*RECORDS*:

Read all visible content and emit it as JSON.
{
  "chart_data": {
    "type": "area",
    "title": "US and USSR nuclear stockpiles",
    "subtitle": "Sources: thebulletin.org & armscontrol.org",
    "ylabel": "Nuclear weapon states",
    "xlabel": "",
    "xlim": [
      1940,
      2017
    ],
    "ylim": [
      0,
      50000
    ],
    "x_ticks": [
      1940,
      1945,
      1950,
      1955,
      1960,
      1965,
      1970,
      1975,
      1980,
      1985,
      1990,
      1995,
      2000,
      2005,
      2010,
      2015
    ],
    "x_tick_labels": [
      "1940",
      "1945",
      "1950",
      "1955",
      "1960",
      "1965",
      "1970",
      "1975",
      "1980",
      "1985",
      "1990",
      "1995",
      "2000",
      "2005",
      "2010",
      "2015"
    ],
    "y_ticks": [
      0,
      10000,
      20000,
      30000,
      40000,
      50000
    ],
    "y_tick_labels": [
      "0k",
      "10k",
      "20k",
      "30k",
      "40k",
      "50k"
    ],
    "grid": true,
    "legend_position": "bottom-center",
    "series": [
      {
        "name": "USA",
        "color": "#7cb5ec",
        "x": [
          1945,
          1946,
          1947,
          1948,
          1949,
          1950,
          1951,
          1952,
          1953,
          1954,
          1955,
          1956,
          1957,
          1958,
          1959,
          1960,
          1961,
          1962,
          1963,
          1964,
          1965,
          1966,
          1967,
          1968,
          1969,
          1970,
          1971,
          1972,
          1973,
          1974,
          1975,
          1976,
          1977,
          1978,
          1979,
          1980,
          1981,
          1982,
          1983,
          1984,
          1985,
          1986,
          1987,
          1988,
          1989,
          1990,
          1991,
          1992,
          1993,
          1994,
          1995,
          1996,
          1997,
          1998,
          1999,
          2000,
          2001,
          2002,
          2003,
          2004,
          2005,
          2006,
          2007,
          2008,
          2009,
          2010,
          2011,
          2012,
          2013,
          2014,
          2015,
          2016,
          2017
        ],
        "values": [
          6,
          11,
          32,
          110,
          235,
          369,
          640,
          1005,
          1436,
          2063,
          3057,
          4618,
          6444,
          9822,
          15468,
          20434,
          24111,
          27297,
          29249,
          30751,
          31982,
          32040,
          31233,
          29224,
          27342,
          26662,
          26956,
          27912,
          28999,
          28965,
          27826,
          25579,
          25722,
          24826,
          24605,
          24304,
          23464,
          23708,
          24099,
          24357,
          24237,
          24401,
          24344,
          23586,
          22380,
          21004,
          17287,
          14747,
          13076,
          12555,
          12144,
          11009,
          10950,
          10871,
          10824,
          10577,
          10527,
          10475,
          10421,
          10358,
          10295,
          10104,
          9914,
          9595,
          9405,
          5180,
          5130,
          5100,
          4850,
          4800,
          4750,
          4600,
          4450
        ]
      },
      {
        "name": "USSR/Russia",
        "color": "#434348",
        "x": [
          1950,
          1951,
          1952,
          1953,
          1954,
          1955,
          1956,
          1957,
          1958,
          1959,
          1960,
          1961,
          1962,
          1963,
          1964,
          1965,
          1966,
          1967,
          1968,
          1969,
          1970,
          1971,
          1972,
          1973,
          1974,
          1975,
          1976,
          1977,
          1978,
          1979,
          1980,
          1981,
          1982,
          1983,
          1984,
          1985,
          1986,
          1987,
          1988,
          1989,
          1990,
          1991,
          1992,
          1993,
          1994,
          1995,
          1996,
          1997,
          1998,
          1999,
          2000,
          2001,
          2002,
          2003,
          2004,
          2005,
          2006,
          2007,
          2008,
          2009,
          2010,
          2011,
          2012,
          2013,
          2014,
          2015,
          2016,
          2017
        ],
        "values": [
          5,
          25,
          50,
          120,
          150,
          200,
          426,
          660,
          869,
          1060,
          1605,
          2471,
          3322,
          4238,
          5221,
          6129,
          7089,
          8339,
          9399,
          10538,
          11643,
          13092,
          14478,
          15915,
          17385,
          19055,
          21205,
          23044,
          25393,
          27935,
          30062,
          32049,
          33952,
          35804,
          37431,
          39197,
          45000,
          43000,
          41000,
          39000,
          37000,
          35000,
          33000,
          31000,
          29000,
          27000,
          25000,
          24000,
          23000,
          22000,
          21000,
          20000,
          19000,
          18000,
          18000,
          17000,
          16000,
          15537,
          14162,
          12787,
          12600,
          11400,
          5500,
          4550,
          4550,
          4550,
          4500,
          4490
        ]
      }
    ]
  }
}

*TASK REQUIREMENTS*: Reproduce the listing above word for word.

*SOLUTION TO THIS PROBLEM*:
Read all visible content and emit it as JSON.
{
  "chart_data": {
    "type": "area",
    "title": "US and USSR nuclear stockpiles",
    "subtitle": "Sources: thebulletin.org & armscontrol.org",
    "ylabel": "Nuclear weapon states",
    "xlabel": "",
    "xlim": [
      1940,
      2017
    ],
    "ylim": [
      0,
      50000
    ],
    "x_ticks": [
      1940,
      1945,
      1950,
      1955,
      1960,
      1965,
      1970,
      1975,
      1980,
      1985,
      1990,
      1995,
      2000,
      2005,
      2010,
      2015
    ],
    "x_tick_labels": [
      "1940",
      "1945",
      "1950",
      "1955",
      "1960",
      "1965",
      "1970",
      "1975",
      "1980",
      "1985",
      "1990",
      "1995",
      "2000",
      "2005",
      "2010",
      "2015"
    ],
    "y_ticks": [
      0,
      10000,
      20000,
      30000,
      40000,
      50000
    ],
    "y_tick_labels": [
      "0k",
      "10k",
      "20k",
      "30k",
      "40k",
      "50k"
    ],
    "grid": true,
    "legend_position": "bottom-center",
    "series": [
      {
        "name": "USA",
        "color": "#7cb5ec",
        "x": [
          1945,
          1946,
          1947,
          1948,
          1949,
          1950,
          1951,
          1952,
          1953,
          1954,
          1955,
          1956,
          1957,
          1958,
          1959,
          1960,
          1961,
          1962,
          1963,
          1964,
          1965,
          1966,
          1967,
          1968,
          1969,
          1970,
          1971,
          1972,
          1973,
          1974,
          1975,
          1976,
          1977,
          1978,
          1979,
          1980,
          1981,
          1982,
          1983,
          1984,
          1985,
          1986,
          1987,
          1988,
          1989,
          1990,
          1991,
          1992,
          1993,
          1994,
          1995,
          1996,
          1997,
          1998,
          1999,
          2000,
          2001,
          2002,
          2003,
          2004,
          2005,
          2006,
          2007,
          2008,
          2009,
          2010,
          2011,
          2012,
          2013,
          2014,
          2015,
          2016,
          2017
        ],
        "values": [
          6,
          11,
          32,
          110,
          235,
          369,
          640,
          1005,
          1436,
          2063,
          3057,
          4618,
          6444,
          9822,
          15468,
          20434,
          24111,
          27297,
          29249,
          30751,
          31982,
          32040,
          31233,
          29224,
          27342,
          26662,
          26956,
          27912,
          28999,
          28965,
          27826,
          25579,
          25722,
          24826,
          24605,
          24304,
          23464,
          23708,
          24099,
          24357,
          24237,
          24401,
          24344,
          23586,
          22380,
          21004,
          17287,
          14747,
          13076,
          12555,
          12144,
          11009,
          10950,
          10871,
          10824,
          10577,
          10527,
          10475,
          10421,
          10358,
          10295,
          10104,
          9914,
          9595,
          9405,
          5180,
          5130,
          5100,
          4850,
          4800,
          4750,
          4600,
          4450
        ]
      },
      {
        "name": "USSR/Russia",
        "color": "#434348",
        "x": [
          1950,
          1951,
          1952,
          1953,
          1954,
          1955,
          1956,
          1957,
          1958,
          1959,
          1960,
          1961,
          1962,
          1963,
          1964,
          1965,
          1966,
          1967,
          1968,
          1969,
          1970,
          1971,
          1972,
          1973,
          1974,
          1975,
          1976,
          1977,
          1978,
          1979,
          1980,
          1981,
          1982,
          1983,
          1984,
          1985,
          1986,
          1987,
          1988,
          1989,
          1990,
          1991,
          1992,
          1993,
          1994,
          1995,
          1996,
          1997,
          1998,
          1999,
          2000,
          2001,
          2002,
          2003,
          2004,
          2005,
          2006,
          2007,
          2008,
          2009,
          2010,
          2011,
          2012,
          2013,
          2014,
          2015,
          2016,
          2017
        ],
        "values": [
          5,
          25,
          50,
          120,
          150,
          200,
          426,
          660,
          869,
          1060,
          1605,
          2471,
          3322,
          4238,
          5221,
          6129,
          7089,
          8339,
          9399,
          10538,
          11643,
          13092,
          14478,
          15915,
          17385,
          19055,
          21205,
          23044,
          25393,
          27935,
          30062,
          32049,
          33952,
          35804,
          37431,
          39197,
          45000,
          43000,
          41000,
          39000,
          37000,
          35000,
          33000,
          31000,
          29000,
          27000,
          25000,
          24000,
          23000,
          22000,
          21000,
          20000,
          19000,
          18000,
          18000,
          17000,
          16000,
          15537,
          14162,
          12787,
          12600,
          11400,
          5500,
          4550,
          4550,
          4550,
          4500,
          4490
        ]
      }
    ]
  }
}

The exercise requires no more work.